-- DOCUMENT PASSAGE follows --
Key service limits worth memorizing:
- A single sync request accepts up to 5 documents for some features and 25 for others; check per-feature limits.
- Each document is capped at 5,120 characters for synchronous calls (longer text must be chunked).
- Language detection returns the primary language with an ISO 639-1 code; ambiguous input returns
(Unknown)with a low score.
Common Trap: Candidates confuse
recognize_entities(general NER, no masking) withrecognize_pii_entities(PII +redacted_text). Only PII detection returns redacted output. Likewise, entity linking (recognize_linked_entities) disambiguates entities against Wikipedia — it is not the same as NER.
Choosing the Right Feature in a Scenario
Exam scenarios rarely name the method; they describe a business outcome and expect you to map it to the correct capability. Work backward from the desired output. If the requirement is "flag whether each review is favorable or unfavorable," that is document sentiment. If it is "tell us which feature of the product customers complain about," that is opinion mining, because only opinion mining surfaces the aspect (target) and the opinion word (assessment) tied to it. If the requirement is "pull out company names, dates, and amounts from contracts," that is general named entity recognition, since those are pre-built categories.
When the requirement is "mask social security numbers and credit cards before storing transcripts," pick personally identifiable information detection with redaction, and reach for the protected-health-information domain when clinical confidentiality is in scope. "Summarize a 40-page report into three sentences taken verbatim from the source" is extractive summarization, whereas "rewrite the report into a short paragraph in our own words" is abstractive summarization. "Route incoming chat messages to English, French, or Spanish agents" maps to language detection feeding a router.
A second pattern is distinguishing pre-built features from the trainable custom features in the next section. Pre-built sentiment, entity recognition, key phrase extraction, language detection, and summarization need no training data. The moment a scenario mentions company-specific categories, proprietary entity types, or labeled examples in storage, the answer shifts to a custom project rather than a pre-built call.
A reviewer writes: "The screen is gorgeous but the battery life is awful." Which capability identifies that "battery life" specifically received negative sentiment?
Which method returns both the detected PII entities and a masked version of the input string?
You must summarize a long support article by returning new, paraphrased prose rather than copied sentences. Which action do you use?
-- DOCUMENT PASSAGE concluded --
-- THE DATA follows --
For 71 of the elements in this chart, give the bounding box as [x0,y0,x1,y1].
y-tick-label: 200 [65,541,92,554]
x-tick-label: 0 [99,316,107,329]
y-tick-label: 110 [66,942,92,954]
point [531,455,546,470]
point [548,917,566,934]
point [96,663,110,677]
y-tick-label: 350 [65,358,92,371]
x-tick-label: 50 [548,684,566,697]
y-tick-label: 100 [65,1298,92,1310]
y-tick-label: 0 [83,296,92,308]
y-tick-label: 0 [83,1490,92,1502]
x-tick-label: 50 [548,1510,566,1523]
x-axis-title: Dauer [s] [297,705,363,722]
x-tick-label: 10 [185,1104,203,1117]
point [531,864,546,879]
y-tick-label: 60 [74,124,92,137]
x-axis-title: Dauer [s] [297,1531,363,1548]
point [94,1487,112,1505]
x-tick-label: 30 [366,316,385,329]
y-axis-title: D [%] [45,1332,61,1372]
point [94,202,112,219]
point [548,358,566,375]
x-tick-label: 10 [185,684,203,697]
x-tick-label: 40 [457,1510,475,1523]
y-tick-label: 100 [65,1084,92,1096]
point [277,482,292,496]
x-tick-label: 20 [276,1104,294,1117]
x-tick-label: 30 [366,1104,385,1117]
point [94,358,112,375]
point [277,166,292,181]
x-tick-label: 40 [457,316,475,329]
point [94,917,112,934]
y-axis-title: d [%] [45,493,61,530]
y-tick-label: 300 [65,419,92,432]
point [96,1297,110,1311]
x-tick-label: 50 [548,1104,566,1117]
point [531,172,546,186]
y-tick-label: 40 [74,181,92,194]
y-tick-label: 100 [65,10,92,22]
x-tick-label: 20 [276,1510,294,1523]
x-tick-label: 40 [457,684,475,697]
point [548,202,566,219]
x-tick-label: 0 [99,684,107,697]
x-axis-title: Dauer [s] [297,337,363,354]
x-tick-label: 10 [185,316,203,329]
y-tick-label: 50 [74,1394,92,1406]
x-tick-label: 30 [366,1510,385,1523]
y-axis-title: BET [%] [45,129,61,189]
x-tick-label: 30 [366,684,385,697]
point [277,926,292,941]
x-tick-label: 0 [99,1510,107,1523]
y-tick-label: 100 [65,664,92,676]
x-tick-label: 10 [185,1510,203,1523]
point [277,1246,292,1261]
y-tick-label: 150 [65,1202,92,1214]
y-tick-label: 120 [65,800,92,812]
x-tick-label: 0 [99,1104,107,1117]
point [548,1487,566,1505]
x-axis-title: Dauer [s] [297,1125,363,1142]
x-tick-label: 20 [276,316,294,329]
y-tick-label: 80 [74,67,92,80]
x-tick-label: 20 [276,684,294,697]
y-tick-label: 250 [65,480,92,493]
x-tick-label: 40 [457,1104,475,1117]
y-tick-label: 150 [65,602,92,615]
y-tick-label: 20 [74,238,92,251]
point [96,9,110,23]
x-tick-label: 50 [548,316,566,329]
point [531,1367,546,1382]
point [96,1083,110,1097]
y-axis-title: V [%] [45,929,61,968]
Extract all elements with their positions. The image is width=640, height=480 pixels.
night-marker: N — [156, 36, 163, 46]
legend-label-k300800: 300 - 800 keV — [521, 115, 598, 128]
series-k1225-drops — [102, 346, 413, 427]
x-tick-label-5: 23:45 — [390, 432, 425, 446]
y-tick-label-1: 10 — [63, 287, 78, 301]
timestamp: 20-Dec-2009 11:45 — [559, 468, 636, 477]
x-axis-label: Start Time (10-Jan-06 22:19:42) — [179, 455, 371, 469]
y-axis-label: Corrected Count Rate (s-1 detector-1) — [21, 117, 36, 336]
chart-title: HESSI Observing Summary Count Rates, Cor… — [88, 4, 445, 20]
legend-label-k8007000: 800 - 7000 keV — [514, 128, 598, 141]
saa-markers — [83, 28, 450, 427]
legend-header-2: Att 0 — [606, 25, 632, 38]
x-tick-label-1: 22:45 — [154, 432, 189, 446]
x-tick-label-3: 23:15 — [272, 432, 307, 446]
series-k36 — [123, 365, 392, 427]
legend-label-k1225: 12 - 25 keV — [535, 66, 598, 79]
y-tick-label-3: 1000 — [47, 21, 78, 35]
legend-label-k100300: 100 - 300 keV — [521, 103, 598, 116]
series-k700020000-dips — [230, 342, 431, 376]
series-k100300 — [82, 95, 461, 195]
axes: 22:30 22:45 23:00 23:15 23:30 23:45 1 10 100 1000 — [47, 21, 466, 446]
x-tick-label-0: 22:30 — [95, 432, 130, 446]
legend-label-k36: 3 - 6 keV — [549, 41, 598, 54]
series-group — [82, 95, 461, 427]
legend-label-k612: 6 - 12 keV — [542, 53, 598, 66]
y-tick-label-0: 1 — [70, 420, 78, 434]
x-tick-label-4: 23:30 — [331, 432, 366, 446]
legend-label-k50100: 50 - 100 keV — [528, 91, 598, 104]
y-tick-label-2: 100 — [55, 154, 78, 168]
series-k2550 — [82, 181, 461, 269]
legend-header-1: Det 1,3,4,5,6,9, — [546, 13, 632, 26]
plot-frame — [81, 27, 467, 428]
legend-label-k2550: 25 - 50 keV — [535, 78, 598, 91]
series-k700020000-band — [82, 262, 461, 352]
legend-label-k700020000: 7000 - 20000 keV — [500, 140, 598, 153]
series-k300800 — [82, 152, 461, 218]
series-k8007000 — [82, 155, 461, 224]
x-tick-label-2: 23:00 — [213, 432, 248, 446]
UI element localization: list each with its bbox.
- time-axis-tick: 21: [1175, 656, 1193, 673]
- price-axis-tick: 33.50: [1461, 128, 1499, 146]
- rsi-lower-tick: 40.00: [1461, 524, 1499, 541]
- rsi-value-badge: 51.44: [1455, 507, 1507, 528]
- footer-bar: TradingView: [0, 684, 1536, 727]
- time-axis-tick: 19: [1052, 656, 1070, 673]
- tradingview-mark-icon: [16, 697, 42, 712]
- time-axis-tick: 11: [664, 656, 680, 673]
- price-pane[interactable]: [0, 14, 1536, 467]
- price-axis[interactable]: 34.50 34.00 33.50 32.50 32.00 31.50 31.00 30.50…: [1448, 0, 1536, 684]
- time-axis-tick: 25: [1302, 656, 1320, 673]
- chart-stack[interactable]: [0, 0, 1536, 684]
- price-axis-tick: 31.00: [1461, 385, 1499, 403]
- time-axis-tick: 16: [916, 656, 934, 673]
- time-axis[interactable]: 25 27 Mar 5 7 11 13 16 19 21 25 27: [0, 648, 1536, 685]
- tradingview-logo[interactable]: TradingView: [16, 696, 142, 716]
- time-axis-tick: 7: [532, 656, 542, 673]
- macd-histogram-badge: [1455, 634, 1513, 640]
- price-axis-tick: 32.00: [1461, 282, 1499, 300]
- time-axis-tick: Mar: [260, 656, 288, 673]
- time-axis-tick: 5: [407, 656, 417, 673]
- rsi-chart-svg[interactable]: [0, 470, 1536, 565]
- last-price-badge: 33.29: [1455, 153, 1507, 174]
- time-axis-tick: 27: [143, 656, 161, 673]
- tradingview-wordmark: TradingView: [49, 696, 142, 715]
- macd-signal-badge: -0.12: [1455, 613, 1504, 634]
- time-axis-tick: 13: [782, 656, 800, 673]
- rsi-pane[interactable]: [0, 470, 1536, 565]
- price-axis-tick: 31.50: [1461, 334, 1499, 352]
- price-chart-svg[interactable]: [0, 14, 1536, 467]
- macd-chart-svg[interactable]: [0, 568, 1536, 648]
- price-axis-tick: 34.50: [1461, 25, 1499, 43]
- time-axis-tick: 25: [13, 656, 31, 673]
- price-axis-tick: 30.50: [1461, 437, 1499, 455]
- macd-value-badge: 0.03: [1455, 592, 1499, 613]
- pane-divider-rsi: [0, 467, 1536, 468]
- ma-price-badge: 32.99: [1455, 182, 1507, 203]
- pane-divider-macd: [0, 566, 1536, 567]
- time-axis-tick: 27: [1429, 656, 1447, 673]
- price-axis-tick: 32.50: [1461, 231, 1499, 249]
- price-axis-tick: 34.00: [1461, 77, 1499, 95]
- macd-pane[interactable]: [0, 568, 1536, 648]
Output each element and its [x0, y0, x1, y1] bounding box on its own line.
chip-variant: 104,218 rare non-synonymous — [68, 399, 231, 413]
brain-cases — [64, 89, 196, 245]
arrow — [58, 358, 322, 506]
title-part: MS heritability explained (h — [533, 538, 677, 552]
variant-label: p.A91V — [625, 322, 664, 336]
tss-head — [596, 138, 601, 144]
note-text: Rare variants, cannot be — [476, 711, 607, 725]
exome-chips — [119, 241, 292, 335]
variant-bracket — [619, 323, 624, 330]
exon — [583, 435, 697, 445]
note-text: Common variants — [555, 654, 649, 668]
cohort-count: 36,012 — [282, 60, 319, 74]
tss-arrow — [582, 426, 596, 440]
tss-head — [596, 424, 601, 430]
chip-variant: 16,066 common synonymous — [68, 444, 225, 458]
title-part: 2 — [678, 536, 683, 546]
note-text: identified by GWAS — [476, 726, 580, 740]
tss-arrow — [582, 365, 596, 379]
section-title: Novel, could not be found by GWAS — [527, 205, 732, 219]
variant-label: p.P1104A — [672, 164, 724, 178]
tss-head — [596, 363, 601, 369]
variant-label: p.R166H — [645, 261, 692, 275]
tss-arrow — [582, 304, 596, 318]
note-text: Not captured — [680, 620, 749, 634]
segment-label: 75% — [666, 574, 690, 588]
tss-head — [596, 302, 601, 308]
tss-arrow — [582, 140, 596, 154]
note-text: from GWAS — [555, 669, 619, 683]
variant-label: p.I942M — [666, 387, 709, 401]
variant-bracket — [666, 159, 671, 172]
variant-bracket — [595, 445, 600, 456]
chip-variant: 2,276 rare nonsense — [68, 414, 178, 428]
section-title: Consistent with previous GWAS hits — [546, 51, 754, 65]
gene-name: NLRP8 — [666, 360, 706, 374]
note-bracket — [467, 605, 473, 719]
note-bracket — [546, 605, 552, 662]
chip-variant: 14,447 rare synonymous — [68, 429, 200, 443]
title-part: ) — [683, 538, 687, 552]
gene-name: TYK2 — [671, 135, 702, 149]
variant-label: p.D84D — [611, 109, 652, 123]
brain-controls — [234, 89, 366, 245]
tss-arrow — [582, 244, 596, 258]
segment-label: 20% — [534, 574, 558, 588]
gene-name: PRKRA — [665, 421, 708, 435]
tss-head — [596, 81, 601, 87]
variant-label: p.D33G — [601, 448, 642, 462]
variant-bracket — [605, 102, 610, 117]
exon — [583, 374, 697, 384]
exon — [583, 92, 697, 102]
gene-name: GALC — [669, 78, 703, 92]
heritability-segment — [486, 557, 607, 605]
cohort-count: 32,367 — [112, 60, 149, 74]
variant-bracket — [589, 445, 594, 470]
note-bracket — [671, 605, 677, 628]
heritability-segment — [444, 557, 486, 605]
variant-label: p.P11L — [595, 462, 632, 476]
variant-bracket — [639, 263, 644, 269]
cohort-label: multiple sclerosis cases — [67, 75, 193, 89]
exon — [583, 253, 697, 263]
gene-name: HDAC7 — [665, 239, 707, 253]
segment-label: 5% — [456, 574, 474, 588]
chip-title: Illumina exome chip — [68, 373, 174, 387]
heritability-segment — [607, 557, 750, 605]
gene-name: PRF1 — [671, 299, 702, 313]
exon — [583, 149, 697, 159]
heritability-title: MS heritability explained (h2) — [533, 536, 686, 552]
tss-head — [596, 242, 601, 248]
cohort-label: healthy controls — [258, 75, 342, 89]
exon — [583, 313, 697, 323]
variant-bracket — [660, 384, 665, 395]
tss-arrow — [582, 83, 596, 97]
-- THE DATA concluded --
WHAT THIS EXERCISE ASKS:
1 > Please sum up the study passage in two sentences.
2 > In the study passage, swap "opinion mining" for "aspect-based sentiment analysis" and write out the part between "Choosing the Right" and "are pre-built categories.", inclusive.
3 > According to the study passage, how many characters can each document hold in a synchronous call?

ANSWERS:
1 > The study passage lists key service limits and explains how to map a scenario's business requirement to the right language feature by working backward from the desired output. It also separates pre-built features, which need no training data, from custom projects, which apply once a scenario mentions company-specific categories, proprietary entity types, or labeled examples.

2 >
Choosing the Right Feature in a Scenario
Exam scenarios rarely name the method; they describe a business outcome and expect you to map it to the correct capability. Work backward from the desired output. If the requirement is "flag whether each review is favorable or unfavorable," that is document sentiment. If it is "tell us which feature of the product customers complain about," that is aspect-based sentiment analysis, because only aspect-based sentiment analysis surfaces the aspect (target) and the opinion word (assessment) tied to it. If the requirement is "pull out company names, dates, and amounts from contracts," that is general named entity recognition, since those are pre-built categories.

3 > Each document is capped at 5,120 characters.